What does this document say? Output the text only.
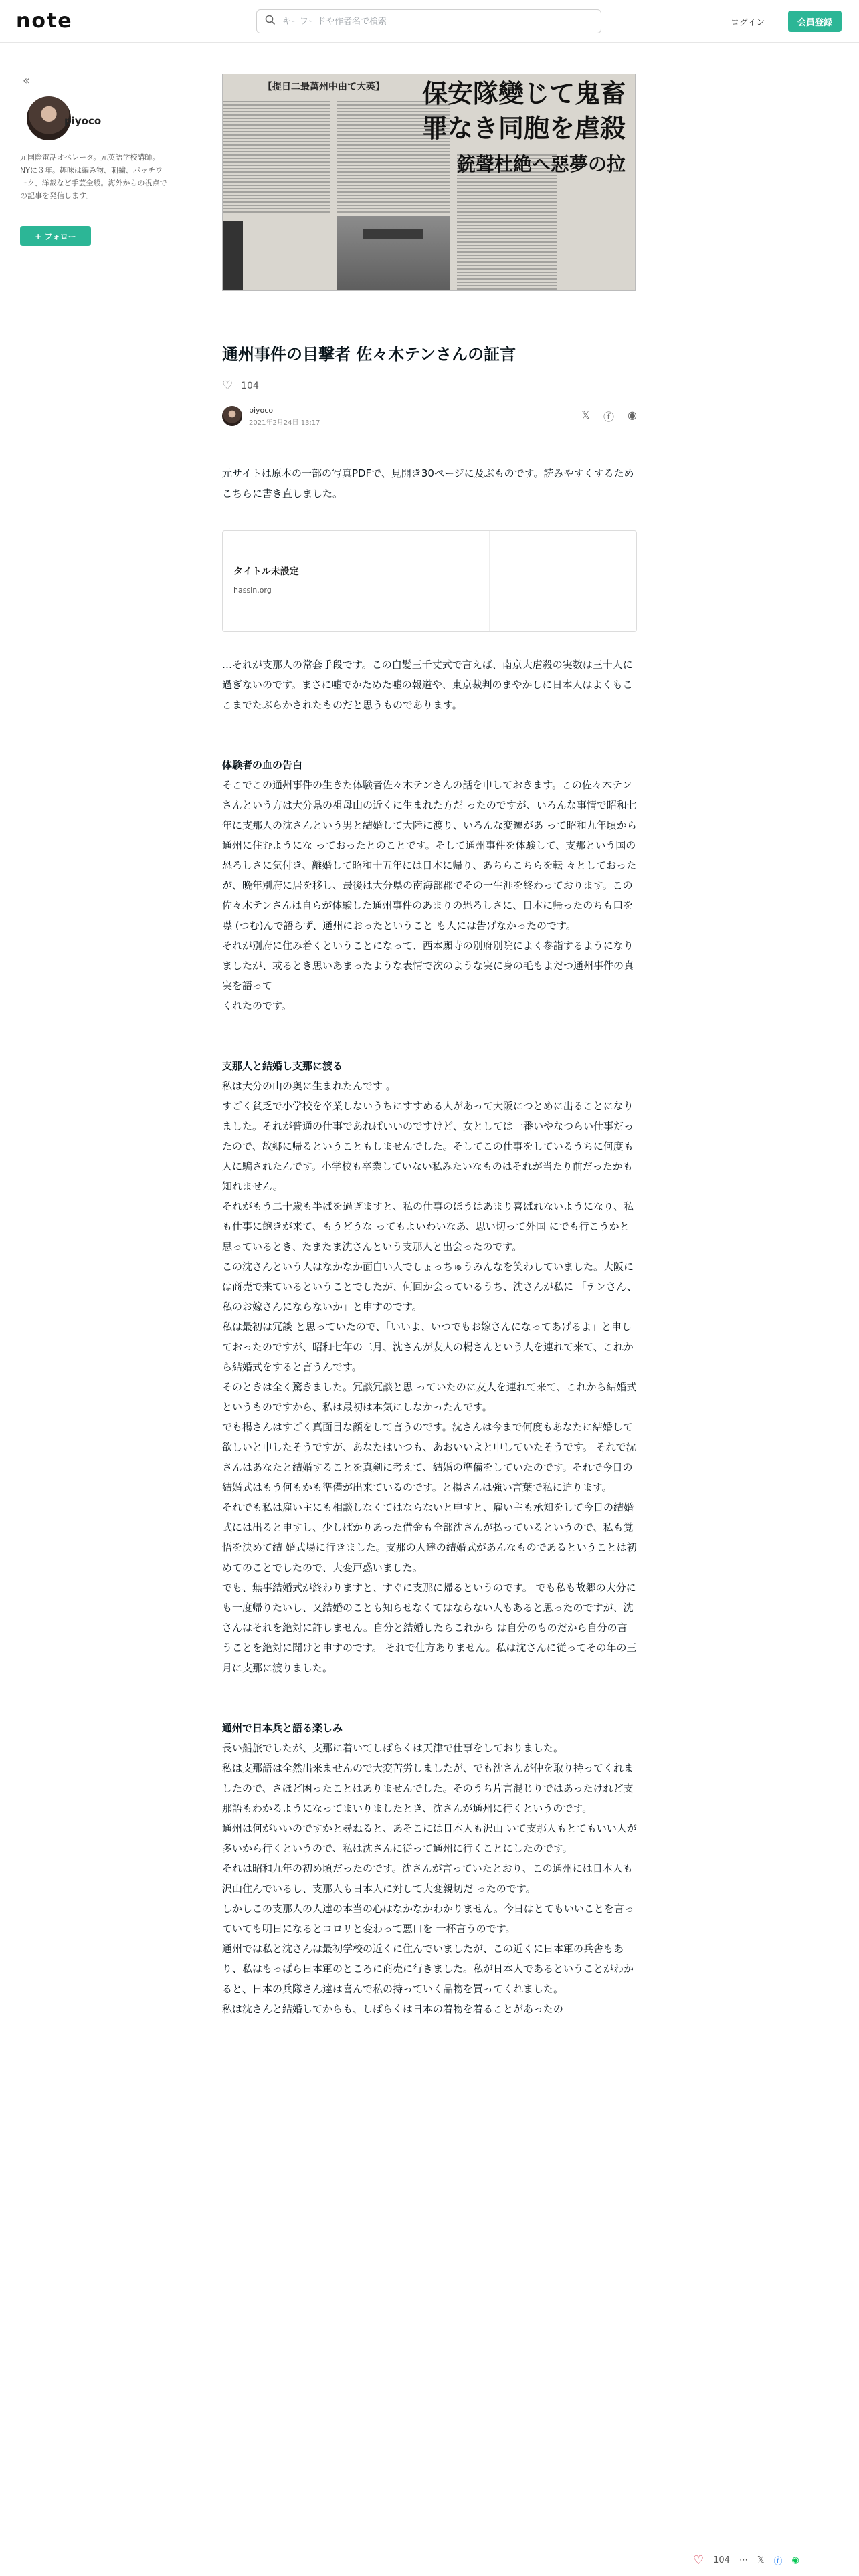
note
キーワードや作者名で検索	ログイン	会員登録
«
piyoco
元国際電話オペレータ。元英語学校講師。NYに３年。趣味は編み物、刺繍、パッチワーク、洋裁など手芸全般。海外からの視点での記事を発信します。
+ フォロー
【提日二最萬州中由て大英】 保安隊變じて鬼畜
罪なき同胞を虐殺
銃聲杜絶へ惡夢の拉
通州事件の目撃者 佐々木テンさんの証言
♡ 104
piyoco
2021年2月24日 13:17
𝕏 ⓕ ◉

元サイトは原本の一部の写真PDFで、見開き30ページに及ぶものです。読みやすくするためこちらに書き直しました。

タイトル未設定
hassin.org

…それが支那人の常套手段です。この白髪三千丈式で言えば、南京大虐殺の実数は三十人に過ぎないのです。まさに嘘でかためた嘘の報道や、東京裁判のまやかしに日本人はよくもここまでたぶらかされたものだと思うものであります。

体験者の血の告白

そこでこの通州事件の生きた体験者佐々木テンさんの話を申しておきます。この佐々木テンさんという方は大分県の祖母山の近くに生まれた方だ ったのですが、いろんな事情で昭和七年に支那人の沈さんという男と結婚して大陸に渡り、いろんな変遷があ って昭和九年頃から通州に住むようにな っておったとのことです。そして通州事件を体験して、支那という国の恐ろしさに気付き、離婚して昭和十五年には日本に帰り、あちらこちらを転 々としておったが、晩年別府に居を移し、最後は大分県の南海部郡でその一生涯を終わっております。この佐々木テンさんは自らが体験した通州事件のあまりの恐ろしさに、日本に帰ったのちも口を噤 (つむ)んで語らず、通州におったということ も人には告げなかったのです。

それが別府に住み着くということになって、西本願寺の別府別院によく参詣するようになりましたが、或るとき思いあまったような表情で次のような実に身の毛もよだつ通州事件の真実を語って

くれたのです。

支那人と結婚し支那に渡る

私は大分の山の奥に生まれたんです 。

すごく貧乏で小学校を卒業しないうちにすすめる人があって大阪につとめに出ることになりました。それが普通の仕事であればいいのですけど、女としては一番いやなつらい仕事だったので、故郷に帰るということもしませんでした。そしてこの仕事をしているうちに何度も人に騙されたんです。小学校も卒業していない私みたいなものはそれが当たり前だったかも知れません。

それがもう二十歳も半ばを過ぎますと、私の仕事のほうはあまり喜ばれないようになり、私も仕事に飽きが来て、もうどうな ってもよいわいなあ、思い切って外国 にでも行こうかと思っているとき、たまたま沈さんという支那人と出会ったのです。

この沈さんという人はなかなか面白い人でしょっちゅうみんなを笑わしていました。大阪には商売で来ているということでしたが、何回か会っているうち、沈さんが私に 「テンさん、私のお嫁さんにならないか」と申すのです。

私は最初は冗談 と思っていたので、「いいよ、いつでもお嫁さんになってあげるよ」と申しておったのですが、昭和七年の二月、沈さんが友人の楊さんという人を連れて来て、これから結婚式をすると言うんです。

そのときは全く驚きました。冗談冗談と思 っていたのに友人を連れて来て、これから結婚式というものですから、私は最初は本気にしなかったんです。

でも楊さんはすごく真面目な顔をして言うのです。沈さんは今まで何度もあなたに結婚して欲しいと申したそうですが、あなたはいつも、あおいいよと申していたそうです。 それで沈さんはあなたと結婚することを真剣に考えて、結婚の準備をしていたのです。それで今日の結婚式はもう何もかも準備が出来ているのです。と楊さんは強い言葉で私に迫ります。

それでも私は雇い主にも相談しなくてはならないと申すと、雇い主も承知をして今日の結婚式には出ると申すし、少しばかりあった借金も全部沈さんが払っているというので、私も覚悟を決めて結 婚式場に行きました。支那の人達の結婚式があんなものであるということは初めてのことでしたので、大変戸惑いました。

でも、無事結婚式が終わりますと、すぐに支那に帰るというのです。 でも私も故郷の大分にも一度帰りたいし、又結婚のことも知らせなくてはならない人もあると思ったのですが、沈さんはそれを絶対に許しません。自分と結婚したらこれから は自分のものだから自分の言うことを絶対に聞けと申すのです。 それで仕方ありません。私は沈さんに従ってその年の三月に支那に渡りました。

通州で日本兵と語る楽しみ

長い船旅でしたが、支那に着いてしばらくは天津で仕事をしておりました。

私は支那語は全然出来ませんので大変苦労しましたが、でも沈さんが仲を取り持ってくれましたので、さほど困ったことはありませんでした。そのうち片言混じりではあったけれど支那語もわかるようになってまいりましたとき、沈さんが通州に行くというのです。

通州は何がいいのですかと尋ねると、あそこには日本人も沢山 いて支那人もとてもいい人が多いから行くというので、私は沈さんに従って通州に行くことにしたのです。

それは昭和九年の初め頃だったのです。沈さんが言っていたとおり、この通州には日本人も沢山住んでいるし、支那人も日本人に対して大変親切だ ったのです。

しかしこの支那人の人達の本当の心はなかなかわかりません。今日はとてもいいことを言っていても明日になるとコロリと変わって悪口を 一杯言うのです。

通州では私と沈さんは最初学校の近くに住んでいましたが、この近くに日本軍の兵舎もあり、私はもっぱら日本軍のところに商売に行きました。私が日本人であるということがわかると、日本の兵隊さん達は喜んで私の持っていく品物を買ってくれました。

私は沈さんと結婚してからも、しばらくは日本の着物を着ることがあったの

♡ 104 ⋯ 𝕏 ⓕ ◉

________________________

### [The request]
Keep the pictures out of the copy and write out the data exactly as it stands.

### [Answer for this exercise]
What does this document say? Output the text only.
note
キーワードや作者名で検索	ログイン	会員登録
«
piyoco
元国際電話オペレータ。元英語学校講師。NYに３年。趣味は編み物、刺繍、パッチワーク、洋裁など手芸全般。海外からの視点での記事を発信します。
+ フォロー
【提日二最萬州中由て大英】 保安隊變じて鬼畜
罪なき同胞を虐殺
銃聲杜絶へ惡夢の拉
通州事件の目撃者 佐々木テンさんの証言
♡ 104
piyoco
2021年2月24日 13:17
𝕏 ⓕ ◉

元サイトは原本の一部の写真PDFで、見開き30ページに及ぶものです。読みやすくするためこちらに書き直しました。

タイトル未設定
hassin.org

…それが支那人の常套手段です。この白髪三千丈式で言えば、南京大虐殺の実数は三十人に過ぎないのです。まさに嘘でかためた嘘の報道や、東京裁判のまやかしに日本人はよくもここまでたぶらかされたものだと思うものであります。

体験者の血の告白

そこでこの通州事件の生きた体験者佐々木テンさんの話を申しておきます。この佐々木テンさんという方は大分県の祖母山の近くに生まれた方だ ったのですが、いろんな事情で昭和七年に支那人の沈さんという男と結婚して大陸に渡り、いろんな変遷があ って昭和九年頃から通州に住むようにな っておったとのことです。そして通州事件を体験して、支那という国の恐ろしさに気付き、離婚して昭和十五年には日本に帰り、あちらこちらを転 々としておったが、晩年別府に居を移し、最後は大分県の南海部郡でその一生涯を終わっております。この佐々木テンさんは自らが体験した通州事件のあまりの恐ろしさに、日本に帰ったのちも口を噤 (つむ)んで語らず、通州におったということ も人には告げなかったのです。

それが別府に住み着くということになって、西本願寺の別府別院によく参詣するようになりましたが、或るとき思いあまったような表情で次のような実に身の毛もよだつ通州事件の真実を語って

くれたのです。

支那人と結婚し支那に渡る

私は大分の山の奥に生まれたんです 。

すごく貧乏で小学校を卒業しないうちにすすめる人があって大阪につとめに出ることになりました。それが普通の仕事であればいいのですけど、女としては一番いやなつらい仕事だったので、故郷に帰るということもしませんでした。そしてこの仕事をしているうちに何度も人に騙されたんです。小学校も卒業していない私みたいなものはそれが当たり前だったかも知れません。

それがもう二十歳も半ばを過ぎますと、私の仕事のほうはあまり喜ばれないようになり、私も仕事に飽きが来て、もうどうな ってもよいわいなあ、思い切って外国 にでも行こうかと思っているとき、たまたま沈さんという支那人と出会ったのです。

この沈さんという人はなかなか面白い人でしょっちゅうみんなを笑わしていました。大阪には商売で来ているということでしたが、何回か会っているうち、沈さんが私に 「テンさん、私のお嫁さんにならないか」と申すのです。

私は最初は冗談 と思っていたので、「いいよ、いつでもお嫁さんになってあげるよ」と申しておったのですが、昭和七年の二月、沈さんが友人の楊さんという人を連れて来て、これから結婚式をすると言うんです。

そのときは全く驚きました。冗談冗談と思 っていたのに友人を連れて来て、これから結婚式というものですから、私は最初は本気にしなかったんです。

でも楊さんはすごく真面目な顔をして言うのです。沈さんは今まで何度もあなたに結婚して欲しいと申したそうですが、あなたはいつも、あおいいよと申していたそうです。 それで沈さんはあなたと結婚することを真剣に考えて、結婚の準備をしていたのです。それで今日の結婚式はもう何もかも準備が出来ているのです。と楊さんは強い言葉で私に迫ります。

それでも私は雇い主にも相談しなくてはならないと申すと、雇い主も承知をして今日の結婚式には出ると申すし、少しばかりあった借金も全部沈さんが払っているというので、私も覚悟を決めて結 婚式場に行きました。支那の人達の結婚式があんなものであるということは初めてのことでしたので、大変戸惑いました。

でも、無事結婚式が終わりますと、すぐに支那に帰るというのです。 でも私も故郷の大分にも一度帰りたいし、又結婚のことも知らせなくてはならない人もあると思ったのですが、沈さんはそれを絶対に許しません。自分と結婚したらこれから は自分のものだから自分の言うことを絶対に聞けと申すのです。 それで仕方ありません。私は沈さんに従ってその年の三月に支那に渡りました。

通州で日本兵と語る楽しみ

長い船旅でしたが、支那に着いてしばらくは天津で仕事をしておりました。

私は支那語は全然出来ませんので大変苦労しましたが、でも沈さんが仲を取り持ってくれましたので、さほど困ったことはありませんでした。そのうち片言混じりではあったけれど支那語もわかるようになってまいりましたとき、沈さんが通州に行くというのです。

通州は何がいいのですかと尋ねると、あそこには日本人も沢山 いて支那人もとてもいい人が多いから行くというので、私は沈さんに従って通州に行くことにしたのです。

それは昭和九年の初め頃だったのです。沈さんが言っていたとおり、この通州には日本人も沢山住んでいるし、支那人も日本人に対して大変親切だ ったのです。

しかしこの支那人の人達の本当の心はなかなかわかりません。今日はとてもいいことを言っていても明日になるとコロリと変わって悪口を 一杯言うのです。

通州では私と沈さんは最初学校の近くに住んでいましたが、この近くに日本軍の兵舎もあり、私はもっぱら日本軍のところに商売に行きました。私が日本人であるということがわかると、日本の兵隊さん達は喜んで私の持っていく品物を買ってくれました。

私は沈さんと結婚してからも、しばらくは日本の着物を着ることがあったの

♡ 104 ⋯ 𝕏 ⓕ ◉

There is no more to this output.